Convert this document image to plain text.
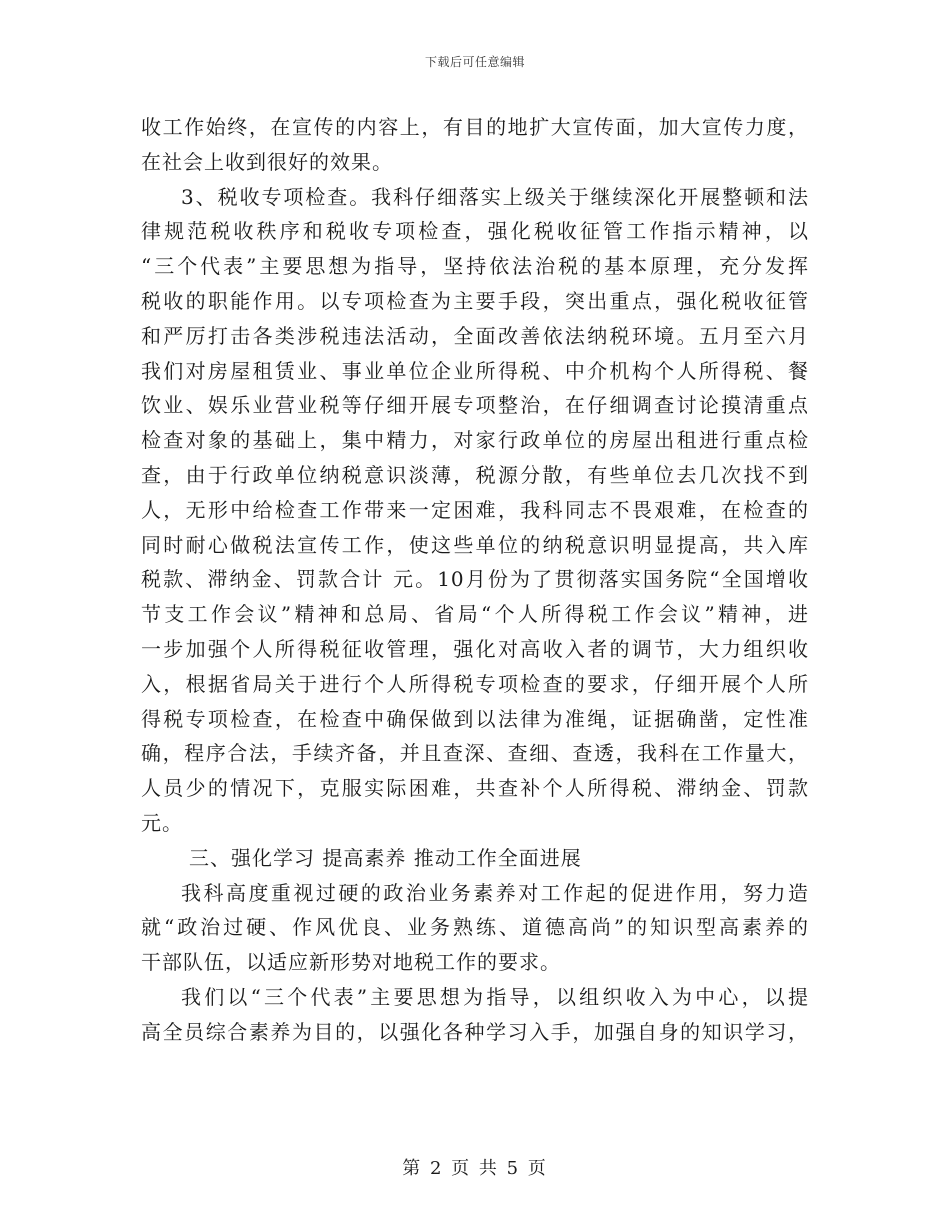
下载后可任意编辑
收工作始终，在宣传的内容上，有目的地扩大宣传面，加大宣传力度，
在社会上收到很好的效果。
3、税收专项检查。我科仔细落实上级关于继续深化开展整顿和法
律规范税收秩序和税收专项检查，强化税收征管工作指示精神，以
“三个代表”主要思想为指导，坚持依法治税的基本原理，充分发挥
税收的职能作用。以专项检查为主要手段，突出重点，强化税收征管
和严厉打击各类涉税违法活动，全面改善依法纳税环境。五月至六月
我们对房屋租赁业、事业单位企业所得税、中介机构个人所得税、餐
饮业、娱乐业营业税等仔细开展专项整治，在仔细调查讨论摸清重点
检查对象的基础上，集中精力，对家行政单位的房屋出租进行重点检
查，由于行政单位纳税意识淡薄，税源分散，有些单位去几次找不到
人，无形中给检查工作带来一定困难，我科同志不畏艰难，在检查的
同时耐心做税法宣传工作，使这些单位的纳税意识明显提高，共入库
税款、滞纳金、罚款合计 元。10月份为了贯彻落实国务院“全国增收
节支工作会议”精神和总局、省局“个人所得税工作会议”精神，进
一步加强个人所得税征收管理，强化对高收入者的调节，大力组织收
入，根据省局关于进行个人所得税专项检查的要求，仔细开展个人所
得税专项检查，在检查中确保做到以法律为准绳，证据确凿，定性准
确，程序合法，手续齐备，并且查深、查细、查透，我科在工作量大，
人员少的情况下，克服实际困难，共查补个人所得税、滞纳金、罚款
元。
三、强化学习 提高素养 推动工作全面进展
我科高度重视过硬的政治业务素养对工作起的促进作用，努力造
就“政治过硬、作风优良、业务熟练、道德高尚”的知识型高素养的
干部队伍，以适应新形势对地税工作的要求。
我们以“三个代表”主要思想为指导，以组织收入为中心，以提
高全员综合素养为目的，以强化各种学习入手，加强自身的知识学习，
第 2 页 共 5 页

———

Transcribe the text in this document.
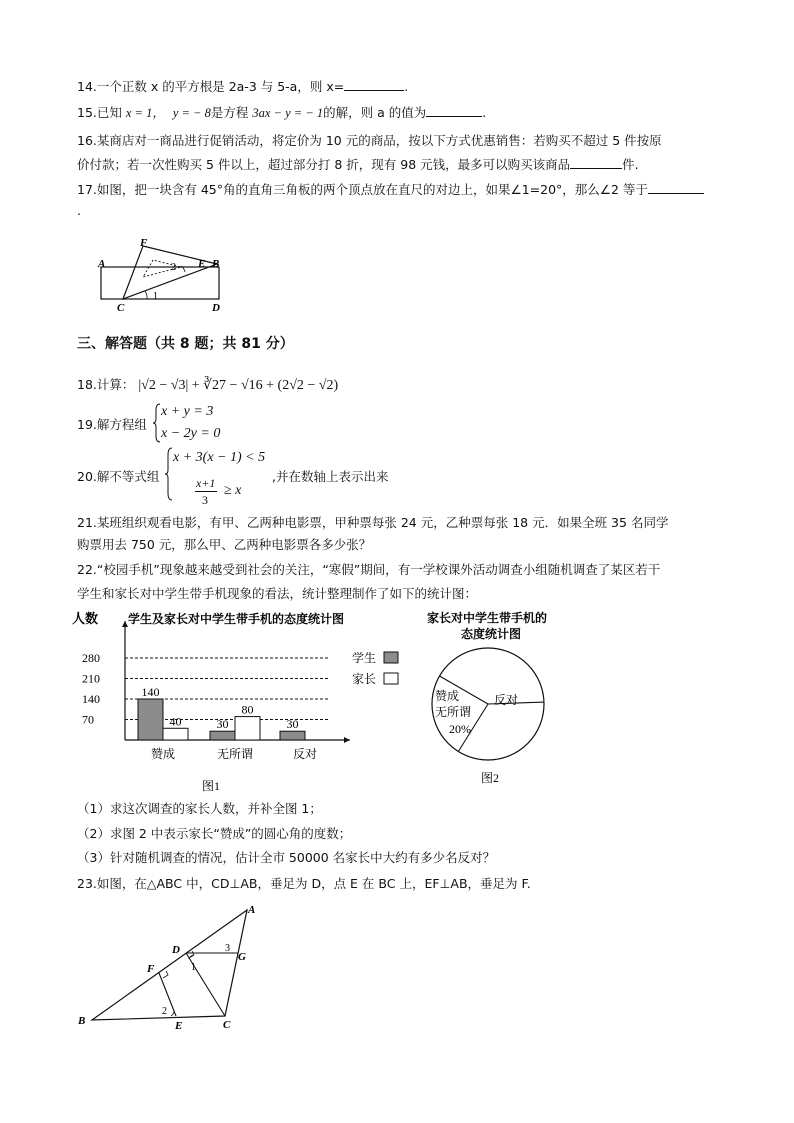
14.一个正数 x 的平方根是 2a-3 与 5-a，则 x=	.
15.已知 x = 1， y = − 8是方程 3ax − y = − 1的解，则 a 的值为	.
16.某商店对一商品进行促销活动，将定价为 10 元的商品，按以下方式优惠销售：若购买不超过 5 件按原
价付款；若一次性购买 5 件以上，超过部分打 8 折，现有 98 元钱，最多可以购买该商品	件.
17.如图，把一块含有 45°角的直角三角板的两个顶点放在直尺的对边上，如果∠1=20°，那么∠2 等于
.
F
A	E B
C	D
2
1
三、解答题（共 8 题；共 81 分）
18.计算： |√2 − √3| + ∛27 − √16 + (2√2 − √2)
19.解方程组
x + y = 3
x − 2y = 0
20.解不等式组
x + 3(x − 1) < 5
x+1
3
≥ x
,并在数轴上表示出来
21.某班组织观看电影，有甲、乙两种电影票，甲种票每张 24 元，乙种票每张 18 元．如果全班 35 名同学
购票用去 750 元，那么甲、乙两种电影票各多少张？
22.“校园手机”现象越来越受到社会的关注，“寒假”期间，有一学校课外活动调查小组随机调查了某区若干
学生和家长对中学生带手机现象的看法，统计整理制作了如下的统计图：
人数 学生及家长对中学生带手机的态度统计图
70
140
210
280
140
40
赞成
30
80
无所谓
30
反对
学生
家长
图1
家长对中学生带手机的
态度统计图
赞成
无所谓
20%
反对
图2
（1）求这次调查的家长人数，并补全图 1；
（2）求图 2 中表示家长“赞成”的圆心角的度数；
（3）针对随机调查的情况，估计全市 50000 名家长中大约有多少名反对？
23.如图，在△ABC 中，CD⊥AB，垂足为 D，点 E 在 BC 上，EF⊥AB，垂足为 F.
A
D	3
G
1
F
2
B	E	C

———

→ WHAT YOU HAVE TO DO
Check each line of the records above for "document", and copy those that have it.

→ COMPLETED EXERCISE
Convert this document image to plain text.
Transcribe the text in this document.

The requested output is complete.